(Records from a data collection)
start
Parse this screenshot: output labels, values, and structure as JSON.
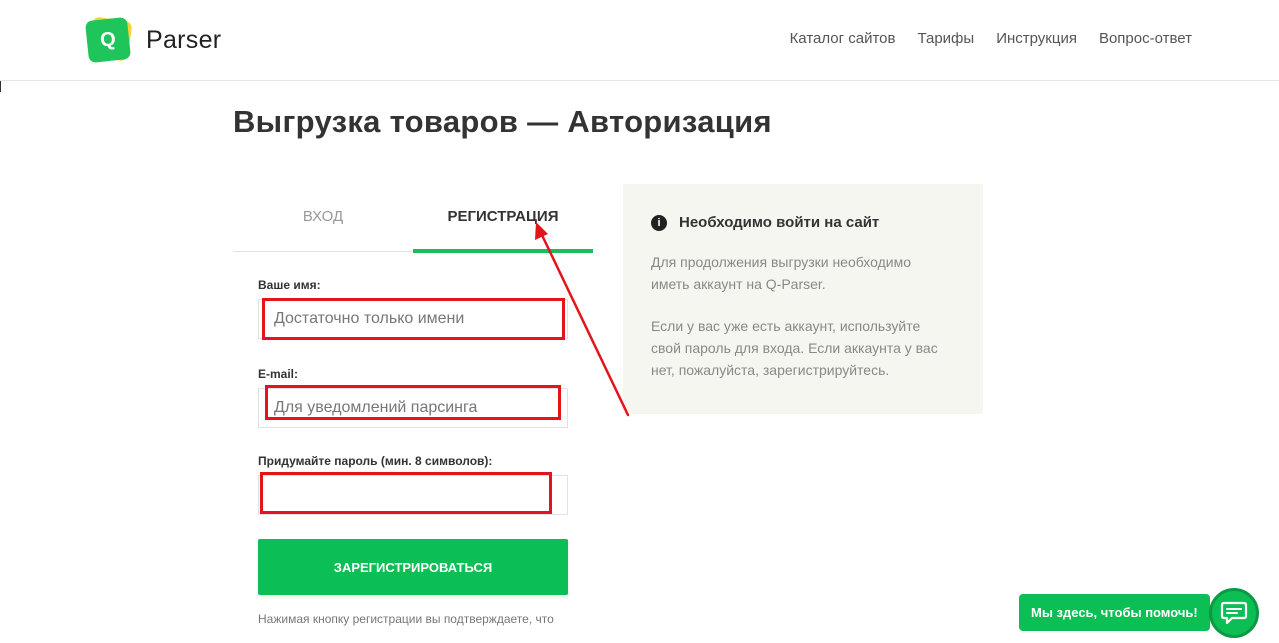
{
  "header": {
    "logo_mark": "Q",
    "logo_text": "Parser",
    "nav": [
      {
        "label": "Каталог сайтов"
      },
      {
        "label": "Тарифы"
      },
      {
        "label": "Инструкция"
      },
      {
        "label": "Вопрос-ответ"
      }
    ]
  },
  "main": {
    "title": "Выгрузка товаров — Авторизация",
    "tabs": {
      "login": "ВХОД",
      "register": "РЕГИСТРАЦИЯ",
      "active": "register"
    },
    "form": {
      "name_label": "Ваше имя:",
      "name_placeholder": "Достаточно только имени",
      "email_label": "E-mail:",
      "email_placeholder": "Для уведомлений парсинга",
      "password_label": "Придумайте пароль (мин. 8 символов):",
      "password_placeholder": "",
      "submit_label": "ЗАРЕГИСТРИРОВАТЬСЯ",
      "consent_text": "Нажимая кнопку регистрации вы подтверждаете, что"
    }
  },
  "info_panel": {
    "icon": "info-icon",
    "icon_glyph": "i",
    "title": "Необходимо войти на сайт",
    "paragraph1": "Для продолжения выгрузки необходимо иметь аккаунт на Q-Parser.",
    "paragraph2": "Если у вас уже есть аккаунт, используйте свой пароль для входа. Если аккаунта у вас нет, пожалуйста, зарегистрируйтесь."
  },
  "chat": {
    "bubble_text": "Мы здесь, чтобы помочь!",
    "icon": "chat-icon"
  },
  "colors": {
    "brand_green": "#0bbf54",
    "annotation_red": "#e3151a",
    "panel_bg": "#f6f6f0",
    "logo_yellow": "#f6d33b"
  }
}
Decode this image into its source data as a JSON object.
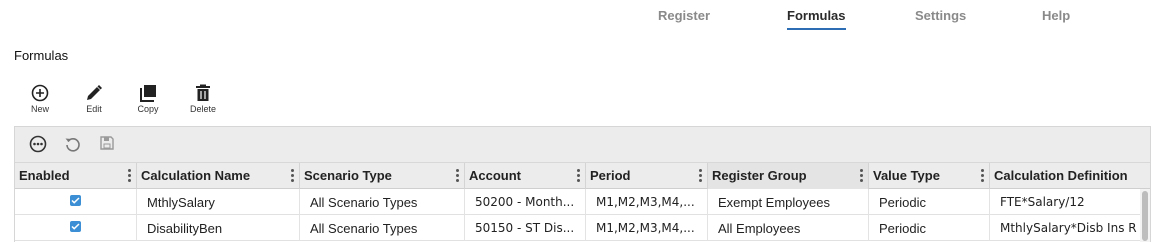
{
  "nav": {
    "tabs": [
      {
        "label": "Register",
        "active": false
      },
      {
        "label": "Formulas",
        "active": true
      },
      {
        "label": "Settings",
        "active": false
      },
      {
        "label": "Help",
        "active": false
      }
    ]
  },
  "page": {
    "title": "Formulas"
  },
  "toolbar": {
    "new_label": "New",
    "edit_label": "Edit",
    "copy_label": "Copy",
    "delete_label": "Delete"
  },
  "grid": {
    "columns": [
      {
        "label": "Enabled"
      },
      {
        "label": "Calculation Name"
      },
      {
        "label": "Scenario Type"
      },
      {
        "label": "Account"
      },
      {
        "label": "Period"
      },
      {
        "label": "Register Group"
      },
      {
        "label": "Value Type"
      },
      {
        "label": "Calculation Definition"
      }
    ],
    "rows": [
      {
        "enabled": true,
        "name": "MthlySalary",
        "scenario": "All Scenario Types",
        "account": "50200 - Month...",
        "period": "M1,M2,M3,M4,...",
        "group": "Exempt Employees",
        "value_type": "Periodic",
        "definition": "FTE*Salary/12"
      },
      {
        "enabled": true,
        "name": "DisabilityBen",
        "scenario": "All Scenario Types",
        "account": "50150 - ST Dis...",
        "period": "M1,M2,M3,M4,...",
        "group": "All Employees",
        "value_type": "Periodic",
        "definition": "MthlySalary*Disb Ins R"
      }
    ]
  },
  "colors": {
    "accent": "#2d6db3",
    "checkbox": "#3c8fd4",
    "header_bg": "#ececec"
  }
}
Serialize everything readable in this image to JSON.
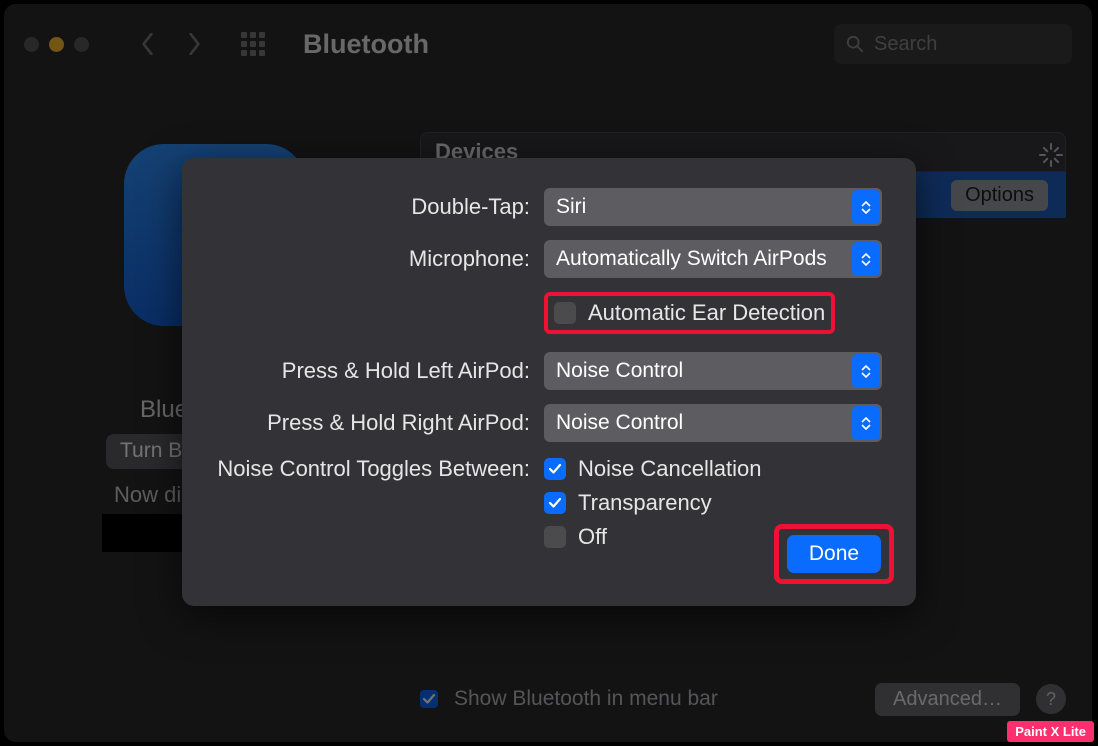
end
■ Aim
Repeat the material above word for word, please, apart from its images.

■ Complete answer
Parse this screenshot: output labels, values, and structure as JSON.
{
  "header": {
    "logo_mark": "Q",
    "logo_text": "Parser",
    "nav": [
      {
        "label": "Каталог сайтов"
      },
      {
        "label": "Тарифы"
      },
      {
        "label": "Инструкция"
      },
      {
        "label": "Вопрос-ответ"
      }
    ]
  },
  "main": {
    "title": "Выгрузка товаров — Авторизация",
    "tabs": {
      "login": "ВХОД",
      "register": "РЕГИСТРАЦИЯ",
      "active": "register"
    },
    "form": {
      "name_label": "Ваше имя:",
      "name_placeholder": "Достаточно только имени",
      "email_label": "E-mail:",
      "email_placeholder": "Для уведомлений парсинга",
      "password_label": "Придумайте пароль (мин. 8 символов):",
      "password_placeholder": "",
      "submit_label": "ЗАРЕГИСТРИРОВАТЬСЯ",
      "consent_text": "Нажимая кнопку регистрации вы подтверждаете, что"
    }
  },
  "info_panel": {
    "icon": "info-icon",
    "icon_glyph": "i",
    "title": "Необходимо войти на сайт",
    "paragraph1": "Для продолжения выгрузки необходимо иметь аккаунт на Q-Parser.",
    "paragraph2": "Если у вас уже есть аккаунт, используйте свой пароль для входа. Если аккаунта у вас нет, пожалуйста, зарегистрируйтесь."
  },
  "chat": {
    "bubble_text": "Мы здесь, чтобы помочь!",
    "icon": "chat-icon"
  },
  "colors": {
    "brand_green": "#0bbf54",
    "annotation_red": "#e3151a",
    "panel_bg": "#f6f6f0",
    "logo_yellow": "#f6d33b"
  }
}
Decode this image into its source data as a JSON object.
{
  "nav": {
    "tabs": [
      {
        "label": "Register",
        "active": false
      },
      {
        "label": "Formulas",
        "active": true
      },
      {
        "label": "Settings",
        "active": false
      },
      {
        "label": "Help",
        "active": false
      }
    ]
  },
  "page": {
    "title": "Formulas"
  },
  "toolbar": {
    "new_label": "New",
    "edit_label": "Edit",
    "copy_label": "Copy",
    "delete_label": "Delete"
  },
  "grid": {
    "columns": [
      {
        "label": "Enabled"
      },
      {
        "label": "Calculation Name"
      },
      {
        "label": "Scenario Type"
      },
      {
        "label": "Account"
      },
      {
        "label": "Period"
      },
      {
        "label": "Register Group"
      },
      {
        "label": "Value Type"
      },
      {
        "label": "Calculation Definition"
      }
    ],
    "rows": [
      {
        "enabled": true,
        "name": "MthlySalary",
        "scenario": "All Scenario Types",
        "account": "50200 - Month...",
        "period": "M1,M2,M3,M4,...",
        "group": "Exempt Employees",
        "value_type": "Periodic",
        "definition": "FTE*Salary/12"
      },
      {
        "enabled": true,
        "name": "DisabilityBen",
        "scenario": "All Scenario Types",
        "account": "50150 - ST Dis...",
        "period": "M1,M2,M3,M4,...",
        "group": "All Employees",
        "value_type": "Periodic",
        "definition": "MthlySalary*Disb Ins R"
      }
    ]
  },
  "colors": {
    "accent": "#2d6db3",
    "checkbox": "#3c8fd4",
    "header_bg": "#ececec"
  }
}
Serialize everything readable in this image to JSON.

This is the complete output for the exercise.